▸ **EXERCISE INSTRUCTIONS**: Return each line holding the string "valid".

[Dataset listings of figures]
※ ※ ※

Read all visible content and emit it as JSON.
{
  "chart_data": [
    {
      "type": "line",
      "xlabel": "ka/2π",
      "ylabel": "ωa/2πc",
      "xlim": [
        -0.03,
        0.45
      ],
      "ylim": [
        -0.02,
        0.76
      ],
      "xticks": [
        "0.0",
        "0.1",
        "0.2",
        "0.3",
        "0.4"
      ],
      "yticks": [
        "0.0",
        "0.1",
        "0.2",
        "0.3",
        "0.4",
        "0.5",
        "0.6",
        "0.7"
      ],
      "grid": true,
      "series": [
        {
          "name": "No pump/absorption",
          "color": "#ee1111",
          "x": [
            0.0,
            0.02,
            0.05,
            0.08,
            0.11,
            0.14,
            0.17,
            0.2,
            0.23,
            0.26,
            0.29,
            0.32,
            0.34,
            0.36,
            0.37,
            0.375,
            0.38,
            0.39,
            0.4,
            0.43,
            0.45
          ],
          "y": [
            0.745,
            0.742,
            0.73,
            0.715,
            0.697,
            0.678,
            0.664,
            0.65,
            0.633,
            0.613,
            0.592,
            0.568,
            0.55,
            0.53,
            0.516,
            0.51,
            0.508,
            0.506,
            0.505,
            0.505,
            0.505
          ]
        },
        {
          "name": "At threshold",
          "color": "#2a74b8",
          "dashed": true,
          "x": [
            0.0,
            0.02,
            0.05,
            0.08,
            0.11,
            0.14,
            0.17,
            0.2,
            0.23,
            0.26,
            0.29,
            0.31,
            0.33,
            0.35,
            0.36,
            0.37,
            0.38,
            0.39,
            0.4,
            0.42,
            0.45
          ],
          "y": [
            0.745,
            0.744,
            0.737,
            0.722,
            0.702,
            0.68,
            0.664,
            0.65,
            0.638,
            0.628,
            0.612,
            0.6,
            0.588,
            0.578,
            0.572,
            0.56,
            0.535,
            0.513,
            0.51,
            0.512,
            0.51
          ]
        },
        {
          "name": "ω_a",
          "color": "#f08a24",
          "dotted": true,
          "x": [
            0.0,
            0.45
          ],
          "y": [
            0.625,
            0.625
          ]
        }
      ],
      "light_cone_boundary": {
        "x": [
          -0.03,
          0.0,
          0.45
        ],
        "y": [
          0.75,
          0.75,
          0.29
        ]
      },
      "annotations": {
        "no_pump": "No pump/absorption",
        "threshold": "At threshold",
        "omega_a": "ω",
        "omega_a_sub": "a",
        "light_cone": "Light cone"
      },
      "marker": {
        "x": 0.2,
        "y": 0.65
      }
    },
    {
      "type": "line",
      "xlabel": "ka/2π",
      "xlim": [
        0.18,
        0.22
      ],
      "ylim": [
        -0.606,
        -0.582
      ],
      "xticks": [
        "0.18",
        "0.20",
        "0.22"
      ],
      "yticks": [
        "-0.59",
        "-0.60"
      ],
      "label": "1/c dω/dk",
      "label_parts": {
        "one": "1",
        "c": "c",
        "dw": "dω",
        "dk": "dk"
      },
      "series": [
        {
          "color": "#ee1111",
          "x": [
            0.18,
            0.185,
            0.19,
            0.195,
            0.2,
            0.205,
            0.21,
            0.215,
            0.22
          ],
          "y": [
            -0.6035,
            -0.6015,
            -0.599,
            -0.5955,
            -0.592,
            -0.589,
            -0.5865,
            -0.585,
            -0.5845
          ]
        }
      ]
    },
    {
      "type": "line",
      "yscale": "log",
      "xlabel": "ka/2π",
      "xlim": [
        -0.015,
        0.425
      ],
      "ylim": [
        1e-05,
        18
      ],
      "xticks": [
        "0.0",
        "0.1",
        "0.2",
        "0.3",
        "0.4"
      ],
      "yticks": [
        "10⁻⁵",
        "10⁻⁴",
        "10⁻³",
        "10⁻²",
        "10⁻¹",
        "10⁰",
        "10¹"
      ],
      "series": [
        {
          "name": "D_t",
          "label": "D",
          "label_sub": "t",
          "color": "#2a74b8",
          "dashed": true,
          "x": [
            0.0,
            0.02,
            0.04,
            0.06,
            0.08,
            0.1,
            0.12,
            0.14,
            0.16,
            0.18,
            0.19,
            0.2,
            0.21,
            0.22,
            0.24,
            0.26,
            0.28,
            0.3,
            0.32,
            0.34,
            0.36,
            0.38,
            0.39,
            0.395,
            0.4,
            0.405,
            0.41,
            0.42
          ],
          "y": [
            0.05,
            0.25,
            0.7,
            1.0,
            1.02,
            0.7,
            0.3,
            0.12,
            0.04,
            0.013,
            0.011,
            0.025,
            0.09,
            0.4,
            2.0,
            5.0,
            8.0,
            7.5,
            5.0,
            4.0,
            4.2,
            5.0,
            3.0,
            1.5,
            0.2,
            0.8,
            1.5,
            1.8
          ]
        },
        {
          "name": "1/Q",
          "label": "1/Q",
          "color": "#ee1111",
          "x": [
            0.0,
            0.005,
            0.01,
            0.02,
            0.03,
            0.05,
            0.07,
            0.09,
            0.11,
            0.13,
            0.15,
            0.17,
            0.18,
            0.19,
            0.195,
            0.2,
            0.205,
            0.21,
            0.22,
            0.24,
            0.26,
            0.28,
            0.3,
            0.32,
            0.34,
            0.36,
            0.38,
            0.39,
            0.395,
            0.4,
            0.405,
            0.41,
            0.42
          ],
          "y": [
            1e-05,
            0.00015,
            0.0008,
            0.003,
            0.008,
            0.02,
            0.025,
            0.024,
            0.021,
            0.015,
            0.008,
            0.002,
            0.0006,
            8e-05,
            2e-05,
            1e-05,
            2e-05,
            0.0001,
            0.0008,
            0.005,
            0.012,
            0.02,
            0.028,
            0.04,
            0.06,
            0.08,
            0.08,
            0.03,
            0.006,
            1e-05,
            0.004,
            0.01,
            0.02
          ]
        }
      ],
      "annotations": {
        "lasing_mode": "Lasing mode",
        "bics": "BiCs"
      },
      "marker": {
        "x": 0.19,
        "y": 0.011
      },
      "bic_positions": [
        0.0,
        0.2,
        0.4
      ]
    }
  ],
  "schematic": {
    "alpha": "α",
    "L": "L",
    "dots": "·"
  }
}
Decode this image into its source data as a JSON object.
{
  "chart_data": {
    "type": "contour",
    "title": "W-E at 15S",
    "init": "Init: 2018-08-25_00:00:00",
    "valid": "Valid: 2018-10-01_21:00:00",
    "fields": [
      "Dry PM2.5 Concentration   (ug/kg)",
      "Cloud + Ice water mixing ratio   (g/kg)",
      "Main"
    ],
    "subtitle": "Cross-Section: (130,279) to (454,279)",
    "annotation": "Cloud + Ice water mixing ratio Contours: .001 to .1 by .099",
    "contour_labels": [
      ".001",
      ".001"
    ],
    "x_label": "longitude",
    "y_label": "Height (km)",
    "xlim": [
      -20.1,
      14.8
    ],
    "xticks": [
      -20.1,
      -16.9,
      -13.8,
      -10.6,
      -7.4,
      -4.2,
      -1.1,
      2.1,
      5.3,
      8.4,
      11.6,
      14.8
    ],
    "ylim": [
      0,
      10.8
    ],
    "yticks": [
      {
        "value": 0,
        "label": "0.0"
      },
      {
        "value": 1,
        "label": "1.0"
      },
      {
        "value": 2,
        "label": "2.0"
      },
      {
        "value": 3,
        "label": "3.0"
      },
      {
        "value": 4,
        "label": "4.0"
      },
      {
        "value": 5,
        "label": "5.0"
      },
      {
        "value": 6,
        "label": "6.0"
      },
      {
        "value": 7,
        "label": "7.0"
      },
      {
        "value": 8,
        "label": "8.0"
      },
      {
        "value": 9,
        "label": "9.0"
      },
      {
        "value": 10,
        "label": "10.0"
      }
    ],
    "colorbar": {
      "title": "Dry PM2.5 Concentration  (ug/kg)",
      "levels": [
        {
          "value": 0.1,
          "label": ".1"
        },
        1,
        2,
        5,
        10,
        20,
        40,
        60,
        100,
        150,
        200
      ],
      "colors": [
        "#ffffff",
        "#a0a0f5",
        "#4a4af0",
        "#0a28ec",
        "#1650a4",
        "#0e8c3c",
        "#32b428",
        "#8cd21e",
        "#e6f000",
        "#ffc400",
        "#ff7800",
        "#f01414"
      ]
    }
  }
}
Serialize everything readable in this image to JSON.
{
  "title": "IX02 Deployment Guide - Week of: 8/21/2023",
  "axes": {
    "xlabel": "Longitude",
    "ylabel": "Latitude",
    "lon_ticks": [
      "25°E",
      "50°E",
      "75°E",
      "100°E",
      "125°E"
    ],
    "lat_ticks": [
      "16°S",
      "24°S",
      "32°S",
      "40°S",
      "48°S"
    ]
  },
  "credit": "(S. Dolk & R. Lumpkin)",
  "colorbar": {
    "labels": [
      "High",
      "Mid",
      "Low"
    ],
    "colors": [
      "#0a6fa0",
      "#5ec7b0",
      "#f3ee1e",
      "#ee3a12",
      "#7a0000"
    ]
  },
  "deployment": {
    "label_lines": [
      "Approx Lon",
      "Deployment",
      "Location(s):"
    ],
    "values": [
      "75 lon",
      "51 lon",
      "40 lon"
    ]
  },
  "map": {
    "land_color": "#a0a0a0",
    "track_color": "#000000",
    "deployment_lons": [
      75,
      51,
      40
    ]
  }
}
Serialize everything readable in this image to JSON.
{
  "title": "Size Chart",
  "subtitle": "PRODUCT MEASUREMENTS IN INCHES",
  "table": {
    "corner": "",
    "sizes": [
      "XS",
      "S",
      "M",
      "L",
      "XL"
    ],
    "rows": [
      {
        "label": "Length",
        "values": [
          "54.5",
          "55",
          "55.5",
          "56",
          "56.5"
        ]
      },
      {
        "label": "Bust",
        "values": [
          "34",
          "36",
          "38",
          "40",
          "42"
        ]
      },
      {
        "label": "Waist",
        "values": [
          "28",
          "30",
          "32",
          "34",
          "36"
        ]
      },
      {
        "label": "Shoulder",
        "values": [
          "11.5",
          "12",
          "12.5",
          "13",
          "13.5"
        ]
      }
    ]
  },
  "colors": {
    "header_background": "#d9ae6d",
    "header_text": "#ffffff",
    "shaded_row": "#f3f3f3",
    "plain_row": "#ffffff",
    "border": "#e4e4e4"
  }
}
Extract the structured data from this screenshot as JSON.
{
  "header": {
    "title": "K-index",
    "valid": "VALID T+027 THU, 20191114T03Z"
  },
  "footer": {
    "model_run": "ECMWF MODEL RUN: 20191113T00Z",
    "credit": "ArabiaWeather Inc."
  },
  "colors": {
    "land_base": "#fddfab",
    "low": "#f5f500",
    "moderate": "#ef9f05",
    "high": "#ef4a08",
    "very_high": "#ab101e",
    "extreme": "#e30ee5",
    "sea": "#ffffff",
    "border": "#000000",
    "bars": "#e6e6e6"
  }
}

※ ※ ※

▸ **SOLUTION**:
    "valid": "Valid: 2018-10-01_21:00:00",
    "valid": "VALID T+027 THU, 20191114T03Z"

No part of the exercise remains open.